▶ [Text for analysis]
Start of Block

On January 12th a catastrophic 7.0 M. earthquake rocked Haiti. It occurred about 12 miles west of Port au Prince, the nation’s capital city that has a population of one million people. Within a few days, there were 52 recorded aftershocks. The entire quake lasted 45 seconds. In less than one minute, normal turned into a tragedy unseen in this part of the world.
The quake caused damage to many landmarks, including the Palace, most major government buildings and a Roman Catholic Cathedral, killing the Archbishop. The United Nations and many world governments have rushed aid to the Haitians. I may not have accurate numbers but have read that the death toll ranges from 100,000 — 250,000. My guess is it may be even higher than that. Another 300,000 have been injured and over a million are left homeless.
My trip was three months after the initial destruction. While most of my time was spent rebuilding a school, I was struck by a number of things:
– The City Hall has been removed and the lot is now empty.

End of Block

▶ [Information supplied]
Start of Block

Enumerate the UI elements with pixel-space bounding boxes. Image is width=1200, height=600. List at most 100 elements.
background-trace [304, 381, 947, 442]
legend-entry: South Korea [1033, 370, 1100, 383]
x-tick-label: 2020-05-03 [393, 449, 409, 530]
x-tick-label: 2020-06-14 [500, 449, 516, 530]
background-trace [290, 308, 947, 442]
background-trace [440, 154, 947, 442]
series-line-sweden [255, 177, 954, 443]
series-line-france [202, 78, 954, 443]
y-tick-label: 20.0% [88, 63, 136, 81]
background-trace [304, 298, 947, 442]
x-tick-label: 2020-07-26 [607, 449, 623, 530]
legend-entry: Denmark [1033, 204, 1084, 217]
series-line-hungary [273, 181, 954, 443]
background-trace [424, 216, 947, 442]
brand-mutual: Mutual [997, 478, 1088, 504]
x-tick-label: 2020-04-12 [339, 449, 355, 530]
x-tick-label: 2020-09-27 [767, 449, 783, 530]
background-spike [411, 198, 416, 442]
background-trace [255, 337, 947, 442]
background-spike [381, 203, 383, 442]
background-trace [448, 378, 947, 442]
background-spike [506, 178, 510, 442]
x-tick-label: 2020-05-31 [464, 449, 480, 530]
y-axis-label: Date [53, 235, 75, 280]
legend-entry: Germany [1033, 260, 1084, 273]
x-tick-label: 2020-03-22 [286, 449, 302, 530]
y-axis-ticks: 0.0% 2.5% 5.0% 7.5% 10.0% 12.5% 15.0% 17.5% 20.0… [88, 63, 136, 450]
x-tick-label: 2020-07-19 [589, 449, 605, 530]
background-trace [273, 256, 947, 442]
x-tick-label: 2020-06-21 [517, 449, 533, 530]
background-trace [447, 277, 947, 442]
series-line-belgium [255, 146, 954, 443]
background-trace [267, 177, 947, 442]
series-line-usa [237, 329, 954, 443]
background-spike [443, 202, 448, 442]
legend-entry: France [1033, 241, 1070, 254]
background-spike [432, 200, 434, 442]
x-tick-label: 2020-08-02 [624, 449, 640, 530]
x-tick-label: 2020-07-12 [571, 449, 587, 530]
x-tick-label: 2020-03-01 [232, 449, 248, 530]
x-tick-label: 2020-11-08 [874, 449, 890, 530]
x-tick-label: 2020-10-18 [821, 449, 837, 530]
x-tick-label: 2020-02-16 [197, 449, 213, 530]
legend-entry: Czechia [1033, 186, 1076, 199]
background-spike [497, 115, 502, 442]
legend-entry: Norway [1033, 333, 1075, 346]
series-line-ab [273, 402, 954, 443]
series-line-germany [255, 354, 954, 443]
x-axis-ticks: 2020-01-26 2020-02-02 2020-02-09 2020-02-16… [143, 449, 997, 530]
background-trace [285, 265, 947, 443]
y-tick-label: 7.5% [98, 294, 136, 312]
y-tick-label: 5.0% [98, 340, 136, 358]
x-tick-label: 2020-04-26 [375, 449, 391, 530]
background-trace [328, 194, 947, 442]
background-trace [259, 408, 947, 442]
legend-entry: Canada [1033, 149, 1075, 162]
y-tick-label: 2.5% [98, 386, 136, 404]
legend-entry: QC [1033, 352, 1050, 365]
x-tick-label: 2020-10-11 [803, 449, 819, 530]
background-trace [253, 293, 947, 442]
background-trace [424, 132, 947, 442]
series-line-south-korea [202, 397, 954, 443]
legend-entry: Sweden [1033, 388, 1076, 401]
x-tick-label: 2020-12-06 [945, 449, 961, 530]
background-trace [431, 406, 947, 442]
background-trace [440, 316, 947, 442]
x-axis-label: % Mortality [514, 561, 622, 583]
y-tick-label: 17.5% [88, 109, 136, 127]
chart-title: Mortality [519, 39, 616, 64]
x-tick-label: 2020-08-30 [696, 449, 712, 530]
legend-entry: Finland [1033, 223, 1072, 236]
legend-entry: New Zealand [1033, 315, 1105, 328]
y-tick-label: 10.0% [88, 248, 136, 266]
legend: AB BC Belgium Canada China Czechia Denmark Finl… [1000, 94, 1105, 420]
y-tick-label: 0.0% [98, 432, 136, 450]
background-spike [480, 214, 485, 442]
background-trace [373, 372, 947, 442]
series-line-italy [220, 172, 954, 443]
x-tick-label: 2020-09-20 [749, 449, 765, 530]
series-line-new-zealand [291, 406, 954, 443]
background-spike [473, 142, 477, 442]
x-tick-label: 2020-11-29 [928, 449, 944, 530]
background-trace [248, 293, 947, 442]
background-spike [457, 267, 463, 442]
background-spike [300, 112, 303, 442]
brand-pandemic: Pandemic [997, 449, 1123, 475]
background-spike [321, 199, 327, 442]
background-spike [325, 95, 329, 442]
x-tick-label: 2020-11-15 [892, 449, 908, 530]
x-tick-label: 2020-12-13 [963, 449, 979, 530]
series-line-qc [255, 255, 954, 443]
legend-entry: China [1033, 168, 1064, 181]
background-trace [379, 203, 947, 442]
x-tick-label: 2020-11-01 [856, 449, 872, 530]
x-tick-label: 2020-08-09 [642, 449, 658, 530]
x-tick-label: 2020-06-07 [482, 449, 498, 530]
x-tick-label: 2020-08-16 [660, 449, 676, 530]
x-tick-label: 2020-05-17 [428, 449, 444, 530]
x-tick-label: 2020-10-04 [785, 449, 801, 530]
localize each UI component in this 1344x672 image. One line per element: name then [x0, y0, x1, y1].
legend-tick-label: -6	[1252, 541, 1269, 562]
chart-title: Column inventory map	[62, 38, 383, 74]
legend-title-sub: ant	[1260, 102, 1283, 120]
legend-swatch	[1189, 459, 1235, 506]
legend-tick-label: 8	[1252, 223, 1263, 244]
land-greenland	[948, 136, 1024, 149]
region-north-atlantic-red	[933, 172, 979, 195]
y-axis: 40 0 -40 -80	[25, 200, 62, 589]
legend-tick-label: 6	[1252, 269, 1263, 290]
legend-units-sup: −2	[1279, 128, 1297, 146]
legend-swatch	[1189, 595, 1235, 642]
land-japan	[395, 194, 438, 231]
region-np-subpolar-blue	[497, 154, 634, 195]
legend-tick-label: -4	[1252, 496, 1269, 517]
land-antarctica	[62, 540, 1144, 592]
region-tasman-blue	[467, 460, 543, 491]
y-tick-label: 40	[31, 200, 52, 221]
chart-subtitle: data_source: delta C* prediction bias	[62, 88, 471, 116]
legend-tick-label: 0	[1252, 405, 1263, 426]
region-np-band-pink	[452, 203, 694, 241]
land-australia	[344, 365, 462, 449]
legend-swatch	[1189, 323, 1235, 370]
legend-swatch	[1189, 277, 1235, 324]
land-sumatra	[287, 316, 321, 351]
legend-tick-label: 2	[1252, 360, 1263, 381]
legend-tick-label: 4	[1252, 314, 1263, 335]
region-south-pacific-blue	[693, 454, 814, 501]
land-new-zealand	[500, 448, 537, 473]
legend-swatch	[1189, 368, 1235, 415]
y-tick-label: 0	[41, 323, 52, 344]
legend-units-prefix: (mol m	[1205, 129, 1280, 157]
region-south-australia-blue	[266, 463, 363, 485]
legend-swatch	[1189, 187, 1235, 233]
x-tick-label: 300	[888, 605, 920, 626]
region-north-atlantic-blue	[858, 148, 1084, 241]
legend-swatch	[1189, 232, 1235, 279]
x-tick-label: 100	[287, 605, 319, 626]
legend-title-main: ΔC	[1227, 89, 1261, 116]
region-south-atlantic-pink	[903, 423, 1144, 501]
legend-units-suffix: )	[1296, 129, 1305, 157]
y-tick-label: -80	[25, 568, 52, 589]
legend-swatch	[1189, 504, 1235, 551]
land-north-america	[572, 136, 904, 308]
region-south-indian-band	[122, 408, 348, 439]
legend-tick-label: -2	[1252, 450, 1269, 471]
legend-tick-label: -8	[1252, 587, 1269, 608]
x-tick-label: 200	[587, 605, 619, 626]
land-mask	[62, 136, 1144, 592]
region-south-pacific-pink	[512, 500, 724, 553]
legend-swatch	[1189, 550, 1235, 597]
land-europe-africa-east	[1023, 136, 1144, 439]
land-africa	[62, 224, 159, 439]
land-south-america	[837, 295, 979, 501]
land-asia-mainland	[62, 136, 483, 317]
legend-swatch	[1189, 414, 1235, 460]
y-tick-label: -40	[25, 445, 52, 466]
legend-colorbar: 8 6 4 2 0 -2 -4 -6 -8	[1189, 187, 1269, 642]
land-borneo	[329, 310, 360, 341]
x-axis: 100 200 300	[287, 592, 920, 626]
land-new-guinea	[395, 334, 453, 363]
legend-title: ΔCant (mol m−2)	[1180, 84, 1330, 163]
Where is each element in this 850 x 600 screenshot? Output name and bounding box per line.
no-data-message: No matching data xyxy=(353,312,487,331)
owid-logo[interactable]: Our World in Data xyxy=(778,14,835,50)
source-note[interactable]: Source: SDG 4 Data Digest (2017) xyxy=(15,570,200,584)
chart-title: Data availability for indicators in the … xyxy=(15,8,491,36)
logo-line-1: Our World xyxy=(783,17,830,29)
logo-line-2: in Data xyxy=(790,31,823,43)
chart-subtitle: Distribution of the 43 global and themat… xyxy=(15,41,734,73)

End of Block

▶ [Tasks and exercises]
• a. Using the Haiti earthquake account, decide whether each statement below agrees with it. Answer yes or no for each and quote the words that decide it.
(i) The entire earthquake lasted 45 seconds.
(ii) The earthquake struck about 12 miles east of Port au Prince.
(iii) The writer's trip took place six months after the initial destruction.
• b. Answer these questions from the Haiti earthquake account, one line each:
(i) How many aftershocks were recorded within a few days?
(ii) How many people were injured?
(iii) What has become of the City Hall?
• c. Please carry on the Haiti earthquake account, beginning after its last line about the City Hall.

▶ [Responses]
• a.
(i) Yes: "The entire quake lasted 45 seconds."
(ii) No: "It occurred about 12 miles west of Port au Prince"
(iii) No: "My trip was three months after the initial destruction."

• b.
(i) 52
(ii) 300,000
(iii) It has been removed, and the lot is now empty.

• c.
– The Palace and most major buildings remain damaged with little work seen from the street
– In some neighborhoods, everything has been destroyed. In other places, the damage is only sporadic. It is difficult to find any major building that is not damaged at this time.
– Getting electricity or water is sporadic – no way to live.
– One is struck by the enormity of the destruction. Broken concrete is everywhere.
– There are tent cities everywhere. Not only do you see tents and tarps, but each temporary “house” is within inches of a “neighbor”. People continue to live in these canvass houses. In some cases, you can see rather orderly government issued tents but for 90% of what I saw, it was tarps and small tents.
– The major need is water. There are water stations and everyone lines up to get containers filled for survival.
– Raw sewerage flows along many roads. Rivers and streams are dark and polluted. The beaches around Port au Prince are unusable.
– There are only a few hospitals in working order. Most schools and Churches have been destroyed. But, there are make-shift classrooms with children eager to learn.
The United Nations has a huge presence with a major compound surrounded with barb wire and men with guns. You see their trucks roaming the streets. I imagine the initial need was for law and order and looting. I am not sure what the UN is doing now. It may be very worthwhile. It is also unclear what relief efforts are taking place. As crazy as the conditions seem to an outsider, the Haitians seem to be coping with their lot.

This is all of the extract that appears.